**CONSIGNE**
Rédigez la suite de l'extrait consacré à Gravity, en reprenant après sa dernière phrase.

**TEXTE EXTRAIT**
####################

Ce qui, dans le cas de Gravity, pose inévitablement la question de la répartition de la valeur entre celui qui fournit la data et celui qui fournit le média. “L’arbitrage est rarement en faveur du premier, ce qui n’incite pas à jouer le jeu”, observe un éditeur.
Entre la crainte de perdre le contrôle et celle de nourrir le business des concurrents, les crispations sont donc nombreuses. “Ce sont les mêmes que l’on observait sur la partie média, lorsque les alliances programmatiques comme La Place Media et Audience Square ont vu le jour”, observe notre anonyme.
Conscient de ces écueils, Gravity réfléchit à d’autres pistes de croissance, comme la possibilité d’accompagner ses membres dans le développement de nouveaux formats publicitaires à horizon 2025 - 2026, tout en continuant de creuser le sillon de son expertise technologique.
“C’est maintenant, plus que jamais, que les éditeurs ont besoin d’un Gravity”, pose David Folgueira. La course à l’armement étant ce qu’elle est dans l’adtech, les éditeurs seront de plus en plus nombreux à avoir besoin d’un tel accompagnement. Le lancement d’offres de régies externes par deux des plus gros d’entre eux, Reworld Media et Prisma Media, en atteste. Il y a un vrai besoin… qui pourrait être comblé par Gravity.
Gravity peut-il devenir le 366 de la PQN ?
“Un version PQN de 366”, s’amuse un connaisseur qui n’hésite pas à tancer les éditeurs. “Ils feraient mieux de se prendre en main plutôt que de confier leur inventaire à des régies externes qui vendent ça 30 centimes en open auction avec 80% de marge.”
Le constat est quelque peu caricatural mais il a le mérite d’amener une autre question : celle d’un éventuel rapprochement entre Gravity et une autre structure détenue par des médias français, Mediasquare. Né de la fusion de La Place Media et Audience Square, Mediasquare permettait historiquement à ses clients de réunir leurs invendus au sein d’une place de marché programmatique en semi-blind (l’acheteur ne voyait les URL de diffusion qu’après coup).

####################

**DONNÉES FOURNIES**

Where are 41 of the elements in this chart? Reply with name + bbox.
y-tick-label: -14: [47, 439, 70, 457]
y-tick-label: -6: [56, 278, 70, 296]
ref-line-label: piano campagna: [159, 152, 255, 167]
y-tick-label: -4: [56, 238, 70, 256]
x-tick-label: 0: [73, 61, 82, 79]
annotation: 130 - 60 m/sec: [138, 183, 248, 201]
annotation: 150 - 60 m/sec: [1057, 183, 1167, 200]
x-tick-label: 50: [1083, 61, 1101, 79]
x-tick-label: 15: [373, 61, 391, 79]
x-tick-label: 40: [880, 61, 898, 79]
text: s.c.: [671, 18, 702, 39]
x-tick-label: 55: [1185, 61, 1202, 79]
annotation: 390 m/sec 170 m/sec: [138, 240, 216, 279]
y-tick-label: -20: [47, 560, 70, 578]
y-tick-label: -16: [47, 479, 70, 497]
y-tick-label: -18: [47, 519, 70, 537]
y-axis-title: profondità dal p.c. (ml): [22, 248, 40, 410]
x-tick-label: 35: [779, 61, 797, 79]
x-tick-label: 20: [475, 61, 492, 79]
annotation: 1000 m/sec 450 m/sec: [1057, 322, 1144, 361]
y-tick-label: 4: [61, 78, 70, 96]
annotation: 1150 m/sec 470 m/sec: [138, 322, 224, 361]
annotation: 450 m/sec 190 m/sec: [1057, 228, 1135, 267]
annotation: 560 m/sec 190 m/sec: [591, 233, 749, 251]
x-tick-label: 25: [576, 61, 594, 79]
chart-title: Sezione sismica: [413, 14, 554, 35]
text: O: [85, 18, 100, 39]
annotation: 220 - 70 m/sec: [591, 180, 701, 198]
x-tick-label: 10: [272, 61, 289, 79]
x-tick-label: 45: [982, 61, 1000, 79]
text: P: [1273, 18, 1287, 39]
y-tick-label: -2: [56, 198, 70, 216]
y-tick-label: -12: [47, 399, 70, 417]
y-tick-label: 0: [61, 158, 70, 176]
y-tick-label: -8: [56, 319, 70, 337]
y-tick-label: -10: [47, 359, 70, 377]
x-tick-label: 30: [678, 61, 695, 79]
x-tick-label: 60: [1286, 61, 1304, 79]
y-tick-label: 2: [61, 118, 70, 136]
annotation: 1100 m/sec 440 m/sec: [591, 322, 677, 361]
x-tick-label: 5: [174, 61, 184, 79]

####################

**RÉPONSE**
La structure a dû, à mesure que ses membres montaient en compétence sur le sujet, un peu faire évoluer son offre. Qu’il s’agisse de leur faire profiter de deals avec des partenaires étrangers (la data de Samba TV ou le format vertical de Seen This) ou de gérer une partie de leur commercialisation en managed (l’acheteur envoie un OI à Mediasquare, qui achète l’inventaire des éditeurs en programmatique). Oui, c’est aussi ce que fait Gravity pour le compte de ses membres via de la data propriétaire…
Gravity et MediaSquare n’auraient-ils pas intérêt à se rapprocher alors que leurs offres semblent converger ? Cette question, les actionnaires des deux structures se la sont déjà posée, il y a quelques années, allant jusqu’à mandater des consultants externes. Les bisbilles entre médias français étant ce qu’elles sont, les discussions ont fait long feu. “Les actionnaires de MediaSquare qui n’étaient pas également actionnaires de Gravity ont un peu fait planter le projet de rapprochement”, se souvient un concerné.
Les discussions pourraient-elles un jour reprendre ? “Même si ce n’est pas évident de faire cohabiter tout le monde, il ne faut pas oublier que la concurrence se trouve plutôt du côté des walled gardens, rappelle une partie prenante. Ce serait bien que certains médias français mettent de côté leurs inimitiés pour nourrir un pôle d’expertise commun sur la data et le média.”
“Ca aurait évidemment beaucoup de sens”, reconnaît un autre, qui reste néanmoins plus que sceptique sur les probabilités que l’opération se fasse, dans la mesure où les deux structures sont rentables et que les actionnaires ont, dans ces conditions, pas de pression à faire bouger les choses. “S’ils devaient remettre au pot chaque année, le débat aurait vite été tranché.”